[begin Input records]
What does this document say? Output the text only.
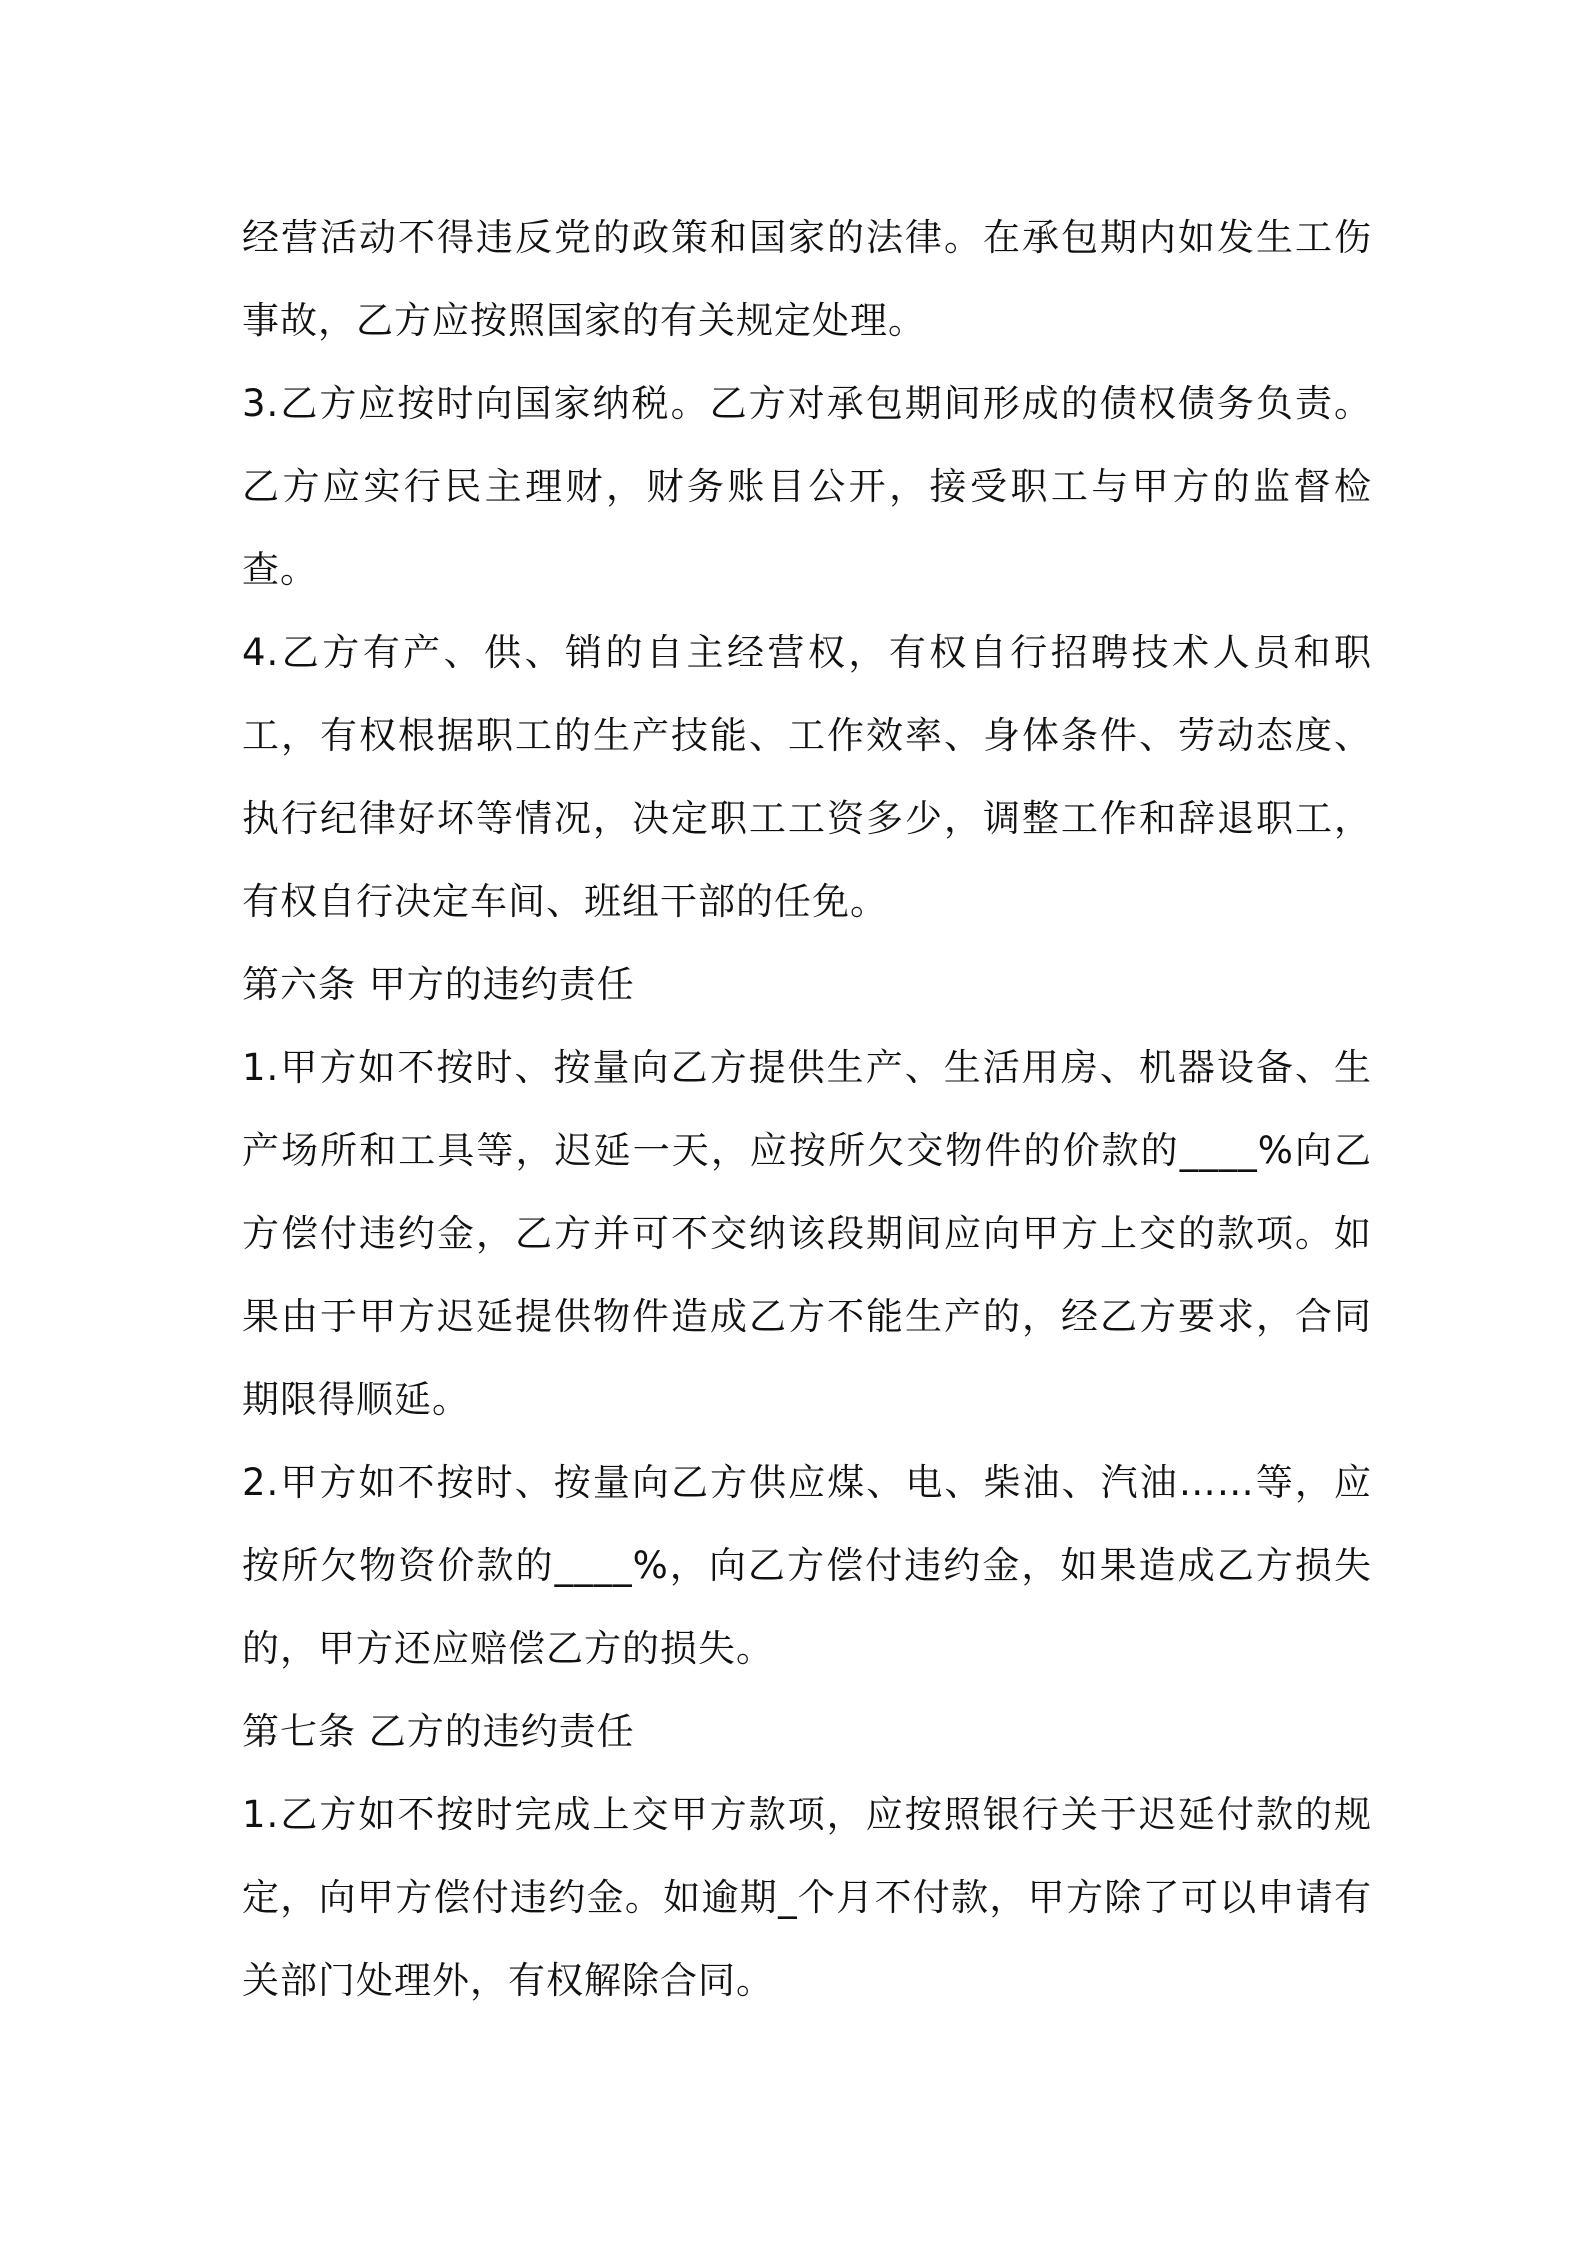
经营活动不得违反党的政策和国家的法律。在承包期内如发生工伤事故，乙方应按照国家的有关规定处理。

3.乙方应按时向国家纳税。乙方对承包期间形成的债权债务负责。乙方应实行民主理财，财务账目公开，接受职工与甲方的监督检查。

4.乙方有产、供、销的自主经营权，有权自行招聘技术人员和职工，有权根据职工的生产技能、工作效率、身体条件、劳动态度、执行纪律好坏等情况，决定职工工资多少，调整工作和辞退职工，有权自行决定车间、班组干部的任免。

第六条 甲方的违约责任

1.甲方如不按时、按量向乙方提供生产、生活用房、机器设备、生产场所和工具等，迟延一天，应按所欠交物件的价款的____%向乙方偿付违约金，乙方并可不交纳该段期间应向甲方上交的款项。如果由于甲方迟延提供物件造成乙方不能生产的，经乙方要求，合同期限得顺延。

2.甲方如不按时、按量向乙方供应煤、电、柴油、汽油……等，应按所欠物资价款的____%，向乙方偿付违约金，如果造成乙方损失的，甲方还应赔偿乙方的损失。

第七条 乙方的违约责任

1.乙方如不按时完成上交甲方款项，应按照银行关于迟延付款的规定，向甲方偿付违约金。如逾期_个月不付款，甲方除了可以申请有关部门处理外，有权解除合同。
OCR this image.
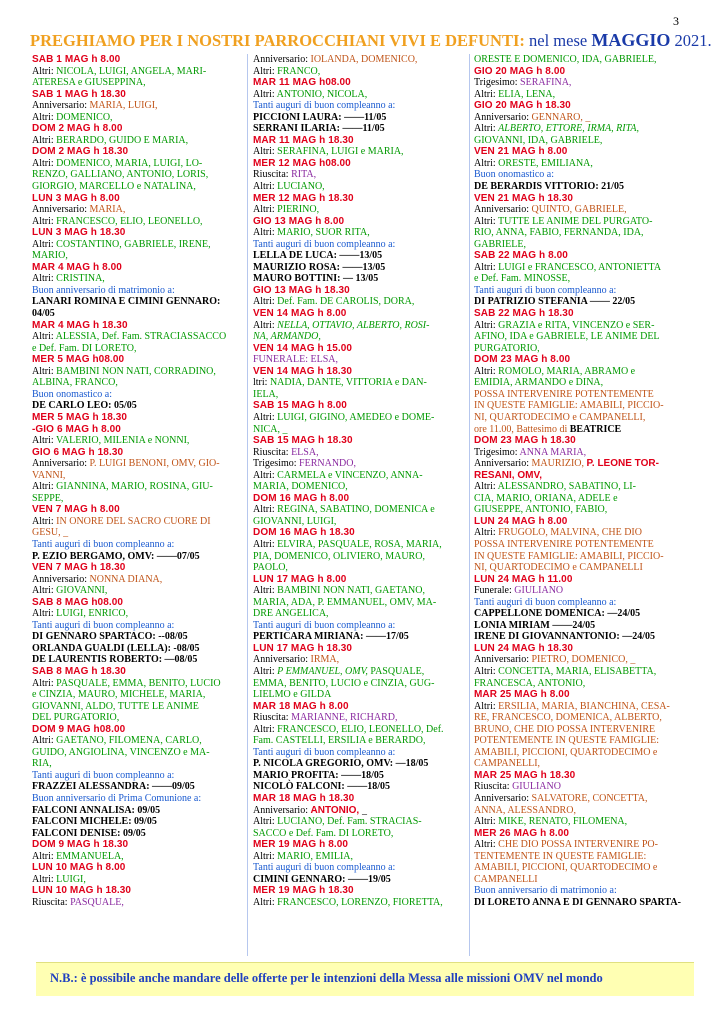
3
PREGHIAMO PER I NOSTRI PARROCCHIANI VIVI E DEFUNTI: nel mese MAGGIO 2021.
SAB 1 MAG h 8.00
Altri: NICOLA, LUIGI, ANGELA, MARI-
ATERESA e GIUSEPPINA,
SAB 1 MAG h 18.30
Anniversario: MARIA, LUIGI,
Altri: DOMENICO,
DOM 2 MAG h 8.00
Altri: BERARDO, GUIDO E MARIA,
DOM 2 MAG h 18.30
Altri: DOMENICO, MARIA, LUIGI, LO-
RENZO, GALLIANO, ANTONIO, LORIS,
GIORGIO, MARCELLO e NATALINA,
LUN 3 MAG h 8.00
Anniversario: MARIA,
Altri: FRANCESCO, ELIO, LEONELLO,
LUN 3 MAG h 18.30
Altri: COSTANTINO, GABRIELE, IRENE,
MARIO,
MAR 4 MAG h 8.00
Altri: CRISTINA,
Buon anniversario di matrimonio a:
LANARI ROMINA E CIMINI GENNARO:
04/05
MAR 4 MAG h 18.30
Altri: ALESSIA, Def. Fam. STRACIASSACCO
e Def. Fam. DI LORETO,
MER 5 MAG h08.00
Altri: BAMBINI NON NATI, CORRADINO,
ALBINA, FRANCO,
Buon onomastico a:
DE CARLO LEO: 05/05
MER 5 MAG h 18.30
-GIO 6 MAG h 8.00
Altri: VALERIO, MILENIA e NONNI,
GIO 6 MAG h 18.30
Anniversario: P. LUIGI BENONI, OMV, GIO-
VANNI,
Altri: GIANNINA, MARIO, ROSINA, GIU-
SEPPE,
VEN 7 MAG h 8.00
Altri: IN ONORE DEL SACRO CUORE DI
GESU, _
Tanti auguri di buon compleanno a:
P. EZIO BERGAMO, OMV: ——07/05
VEN 7 MAG h 18.30
Anniversario: NONNA DIANA,
Altri: GIOVANNI,
SAB 8 MAG h08.00
Altri: LUIGI, ENRICO,
Tanti auguri di buon compleanno a:
DI GENNARO SPARTACO: --08/05
ORLANDA GUALDI (LELLA): -08/05
DE LAURENTIS ROBERTO: —08/05
SAB 8 MAG h 18.30
Altri: PASQUALE, EMMA, BENITO, LUCIO
e CINZIA, MAURO, MICHELE, MARIA,
GIOVANNI, ALDO, TUTTE LE ANIME
DEL PURGATORIO,
DOM 9 MAG h08.00
Altri: GAETANO, FILOMENA, CARLO,
GUIDO, ANGIOLINA, VINCENZO e MA-
RIA,
Tanti auguri di buon compleanno a:
FRAZZEI ALESSANDRA: ——09/05
Buon anniversario di Prima Comunione a:
FALCONI ANNALISA: 09/05
FALCONI MICHELE: 09/05
FALCONI DENISE: 09/05
DOM 9 MAG h 18.30
Altri: EMMANUELA,
LUN 10 MAG h 8.00
Altri: LUIGI,
LUN 10 MAG h 18.30
Riuscita: PASQUALE,
Anniversario: IOLANDA, DOMENICO,
Altri: FRANCO,
MAR 11 MAG h08.00
Altri: ANTONIO, NICOLA,
Tanti auguri di buon compleanno a:
PICCIONI LAURA: ——11/05
SERRANI ILARIA: ——11/05
MAR 11 MAG h 18.30
Altri: SERAFINA, LUIGI e MARIA,
MER 12 MAG h08.00
Riuscita: RITA,
Altri: LUCIANO,
MER 12 MAG h 18.30
Altri: PIERINO,
GIO 13 MAG h 8.00
Altri: MARIO, SUOR RITA,
Tanti auguri di buon compleanno a:
LELLA DE LUCA: ——13/05
MAURIZIO ROSA: ——13/05
MAURO BOTTINI: — 13/05
GIO 13 MAG h 18.30
Altri: Def. Fam. DE CAROLIS, DORA,
VEN 14 MAG h 8.00
Altri: NELLA, OTTAVIO, ALBERTO, ROSI-
NA, ARMANDO,
VEN 14 MAG h 15.00
FUNERALE: ELSA,
VEN 14 MAG h 18.30
ltri: NADIA, DANTE, VITTORIA e DAN-
IELA,
SAB 15 MAG h 8.00
Altri: LUIGI, GIGINO, AMEDEO e DOME-
NICA, _
SAB 15 MAG h 18.30
Riuscita: ELSA,
Trigesimo: FERNANDO,
Altri: CARMELA e VINCENZO, ANNA-
MARIA, DOMENICO,
DOM 16 MAG h 8.00
Altri: REGINA, SABATINO, DOMENICA e
GIOVANNI, LUIGI,
DOM 16 MAG h 18.30
Altri: ELVIRA, PASQUALE, ROSA, MARIA,
PIA, DOMENICO, OLIVIERO, MAURO,
PAOLO,
LUN 17 MAG h 8.00
Altri: BAMBINI NON NATI, GAETANO,
MARIA, ADA, P. EMMANUEL, OMV, MA-
DRE ANGELICA,
Tanti auguri di buon compleanno a:
PERTICARA MIRIANA: ——17/05
LUN 17 MAG h 18.30
Anniversario: IRMA,
Altri: P EMMANUEL, OMV, PASQUALE,
EMMA, BENITO, LUCIO e CINZIA, GUG-
LIELMO e GILDA
MAR 18 MAG h 8.00
Riuscita: MARIANNE, RICHARD,
Altri: FRANCESCO, ELIO, LEONELLO, Def.
Fam. CASTELLI, ERSILIA e BERARDO,
Tanti auguri di buon compleanno a:
P. NICOLA GREGORIO, OMV: —18/05
MARIO PROFITA: ——18/05
NICOLÒ FALCONI: ——18/05
MAR 18 MAG h 18.30
Anniversario: ANTONIO, _
Altri: LUCIANO, Def. Fam. STRACIAS-
SACCO e Def. Fam. DI LORETO,
MER 19 MAG h 8.00
Altri: MARIO, EMILIA,
Tanti auguri di buon compleanno a:
CIMINI GENNARO: ——19/05
MER 19 MAG h 18.30
Altri: FRANCESCO, LORENZO, FIORETTA,
ORESTE E DOMENICO, IDA, GABRIELE,
GIO 20 MAG h 8.00
Trigesimo: SERAFINA,
Altri: ELIA, LENA,
GIO 20 MAG h 18.30
Anniversario: GENNARO, _
Altri: ALBERTO, ETTORE, IRMA, RITA,
GIOVANNI, IDA, GABRIELE,
VEN 21 MAG h 8.00
Altri: ORESTE, EMILIANA,
Buon onomastico a:
DE BERARDIS VITTORIO: 21/05
VEN 21 MAG h 18.30
Anniversario: QUINTO, GABRIELE,
Altri: TUTTE LE ANIME DEL PURGATO-
RIO, ANNA, FABIO, FERNANDA, IDA,
GABRIELE,
SAB 22 MAG h 8.00
Altri: LUIGI e FRANCESCO, ANTONIETTA
e Def. Fam. MINOSSE,
Tanti auguri di buon compleanno a:
DI PATRIZIO STEFANIA —— 22/05
SAB 22 MAG h 18.30
Altri: GRAZIA e RITA, VINCENZO e SER-
AFINO, IDA e GABRIELE, LE ANIME DEL
PURGATORIO,
DOM 23 MAG h 8.00
Altri: ROMOLO, MARIA, ABRAMO e
EMIDIA, ARMANDO e DINA,
POSSA INTERVENIRE POTENTEMENTE
IN QUESTE FAMIGLIE: AMABILI, PICCIO-
NI, QUARTODECIMO e CAMPANELLI,
ore 11.00, Battesimo di BEATRICE
DOM 23 MAG h 18.30
Trigesimo: ANNA MARIA,
Anniversario: MAURIZIO, P. LEONE TOR-
RESANI, OMV,
Altri: ALESSANDRO, SABATINO, LI-
CIA, MARIO, ORIANA, ADELE e
GIUSEPPE, ANTONIO, FABIO,
LUN 24 MAG h 8.00
Altri: FRUGOLO, MALVINA, CHE DIO
POSSA INTERVENIRE POTENTEMENTE
IN QUESTE FAMIGLIE: AMABILI, PICCIO-
NI, QUARTODECIMO e CAMPANELLI
LUN 24 MAG h 11.00
Funerale: GIULIANO
Tanti auguri di buon compleanno a:
CAPPELLONE DOMENICA: —24/05
LONIA MIRIAM ——24/05
IRENE DI GIOVANNANTONIO: —24/05
LUN 24 MAG h 18.30
Anniversario: PIETRO, DOMENICO, _
Altri: CONCETTA, MARIA, ELISABETTA,
FRANCESCA, ANTONIO,
MAR 25 MAG h 8.00
Altri: ERSILIA, MARIA, BIANCHINA, CESA-
RE, FRANCESCO, DOMENICA, ALBERTO,
BRUNO, CHE DIO POSSA INTERVENIRE
POTENTEMENTE IN QUESTE FAMIGLIE:
AMABILI, PICCIONI, QUARTODECIMO e
CAMPANELLI,
MAR 25 MAG h 18.30
Riuscita: GIULIANO
Anniversario: SALVATORE, CONCETTA,
ANNA, ALESSANDRO,
Altri: MIKE, RENATO, FILOMENA,
MER 26 MAG h 8.00
Altri: CHE DIO POSSA INTERVENIRE PO-
TENTEMENTE IN QUESTE FAMIGLIE:
AMABILI, PICCIONI, QUARTODECIMO e
CAMPANELLI
Buon anniversario di matrimonio a:
DI LORETO ANNA E DI GENNARO SPARTA-
N.B.: è possibile anche mandare delle offerte per le intenzioni della Messa alle missioni OMV nel mondo
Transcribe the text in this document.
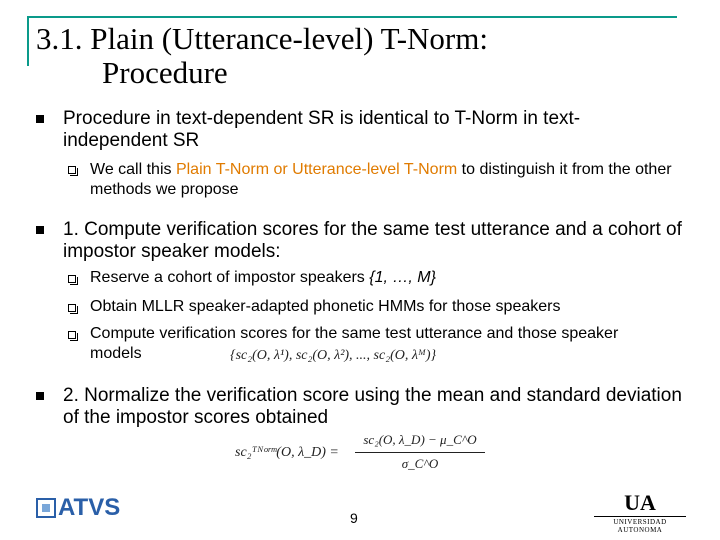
3.1. Plain (Utterance-level) T-Norm:
Procedure
Procedure in text-dependent SR is identical to T-Norm in text-independent SR
We call this Plain T-Norm or Utterance-level T-Norm to distinguish it from the other methods we propose
1. Compute verification scores for the same test utterance and a cohort of impostor speaker models:
Reserve a cohort of impostor speakers {1, …, M}
Obtain MLLR speaker-adapted phonetic HMMs for those speakers
Compute verification scores for the same test utterance and those speaker models	{sc₂(O, λ¹), sc₂(O, λ²), ..., sc₂(O, λᴹ)}
2. Normalize the verification score using the mean and standard deviation of the impostor scores obtained
sc₂ᵀᴺᵒʳᵐ(O, λ_D) =
sc₂(O, λ_D) − μ_C^O
σ_C^O
ATVS	9
UA
UNIVERSIDAD AUTONOMA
[end Input records]
What to do:
The line that contains "Transcribe the text in this document." begins the part to retype, and the last line of the records above ends it. Retype both and everything between, exactly, without the pictures.

Final result:
Transcribe the text in this document.
3.1. Plain (Utterance-level) T-Norm:
Procedure
Procedure in text-dependent SR is identical to T-Norm in text-independent SR
We call this Plain T-Norm or Utterance-level T-Norm to distinguish it from the other methods we propose
1. Compute verification scores for the same test utterance and a cohort of impostor speaker models:
Reserve a cohort of impostor speakers {1, …, M}
Obtain MLLR speaker-adapted phonetic HMMs for those speakers
Compute verification scores for the same test utterance and those speaker models	{sc₂(O, λ¹), sc₂(O, λ²), ..., sc₂(O, λᴹ)}
2. Normalize the verification score using the mean and standard deviation of the impostor scores obtained
sc₂ᵀᴺᵒʳᵐ(O, λ_D) =
sc₂(O, λ_D) − μ_C^O
σ_C^O
ATVS	9
UA
UNIVERSIDAD AUTONOMA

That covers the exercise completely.